### Provided records ###

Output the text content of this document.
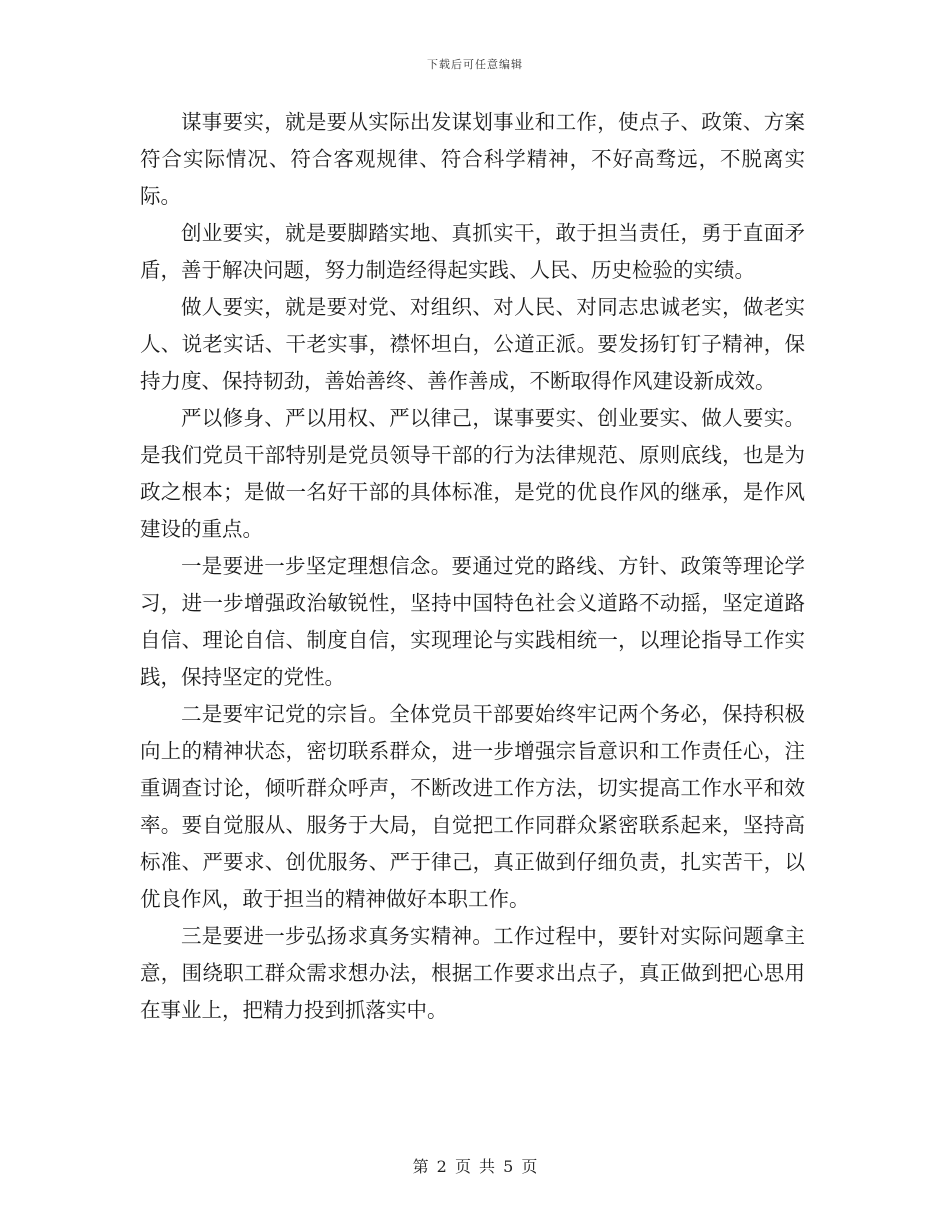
下载后可任意编辑

谋事要实，就是要从实际出发谋划事业和工作，使点子、政策、方案符合实际情况、符合客观规律、符合科学精神，不好高骛远，不脱离实际。

创业要实，就是要脚踏实地、真抓实干，敢于担当责任，勇于直面矛盾，善于解决问题，努力制造经得起实践、人民、历史检验的实绩。

做人要实，就是要对党、对组织、对人民、对同志忠诚老实，做老实人、说老实话、干老实事，襟怀坦白，公道正派。要发扬钉钉子精神，保持力度、保持韧劲，善始善终、善作善成，不断取得作风建设新成效。

严以修身、严以用权、严以律己，谋事要实、创业要实、做人要实。是我们党员干部特别是党员领导干部的行为法律规范、原则底线，也是为政之根本；是做一名好干部的具体标准，是党的优良作风的继承，是作风建设的重点。

一是要进一步坚定理想信念。要通过党的路线、方针、政策等理论学习，进一步增强政治敏锐性，坚持中国特色社会义道路不动摇，坚定道路自信、理论自信、制度自信，实现理论与实践相统一，以理论指导工作实践，保持坚定的党性。

二是要牢记党的宗旨。全体党员干部要始终牢记两个务必，保持积极向上的精神状态，密切联系群众，进一步增强宗旨意识和工作责任心，注重调查讨论，倾听群众呼声，不断改进工作方法，切实提高工作水平和效率。要自觉服从、服务于大局，自觉把工作同群众紧密联系起来，坚持高标准、严要求、创优服务、严于律己，真正做到仔细负责，扎实苦干，以优良作风，敢于担当的精神做好本职工作。

三是要进一步弘扬求真务实精神。工作过程中，要针对实际问题拿主意，围绕职工群众需求想办法，根据工作要求出点子，真正做到把心思用在事业上，把精力投到抓落实中。

第 2 页 共 5 页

###

- _Task instructions_:
Write out every line above exactly as it is, leaving out the pictures.

- _Exercise result_:
Output the text content of this document.
下载后可任意编辑

谋事要实，就是要从实际出发谋划事业和工作，使点子、政策、方案符合实际情况、符合客观规律、符合科学精神，不好高骛远，不脱离实际。

创业要实，就是要脚踏实地、真抓实干，敢于担当责任，勇于直面矛盾，善于解决问题，努力制造经得起实践、人民、历史检验的实绩。

做人要实，就是要对党、对组织、对人民、对同志忠诚老实，做老实人、说老实话、干老实事，襟怀坦白，公道正派。要发扬钉钉子精神，保持力度、保持韧劲，善始善终、善作善成，不断取得作风建设新成效。

严以修身、严以用权、严以律己，谋事要实、创业要实、做人要实。是我们党员干部特别是党员领导干部的行为法律规范、原则底线，也是为政之根本；是做一名好干部的具体标准，是党的优良作风的继承，是作风建设的重点。

一是要进一步坚定理想信念。要通过党的路线、方针、政策等理论学习，进一步增强政治敏锐性，坚持中国特色社会义道路不动摇，坚定道路自信、理论自信、制度自信，实现理论与实践相统一，以理论指导工作实践，保持坚定的党性。

二是要牢记党的宗旨。全体党员干部要始终牢记两个务必，保持积极向上的精神状态，密切联系群众，进一步增强宗旨意识和工作责任心，注重调查讨论，倾听群众呼声，不断改进工作方法，切实提高工作水平和效率。要自觉服从、服务于大局，自觉把工作同群众紧密联系起来，坚持高标准、严要求、创优服务、严于律己，真正做到仔细负责，扎实苦干，以优良作风，敢于担当的精神做好本职工作。

三是要进一步弘扬求真务实精神。工作过程中，要针对实际问题拿主意，围绕职工群众需求想办法，根据工作要求出点子，真正做到把心思用在事业上，把精力投到抓落实中。

第 2 页 共 5 页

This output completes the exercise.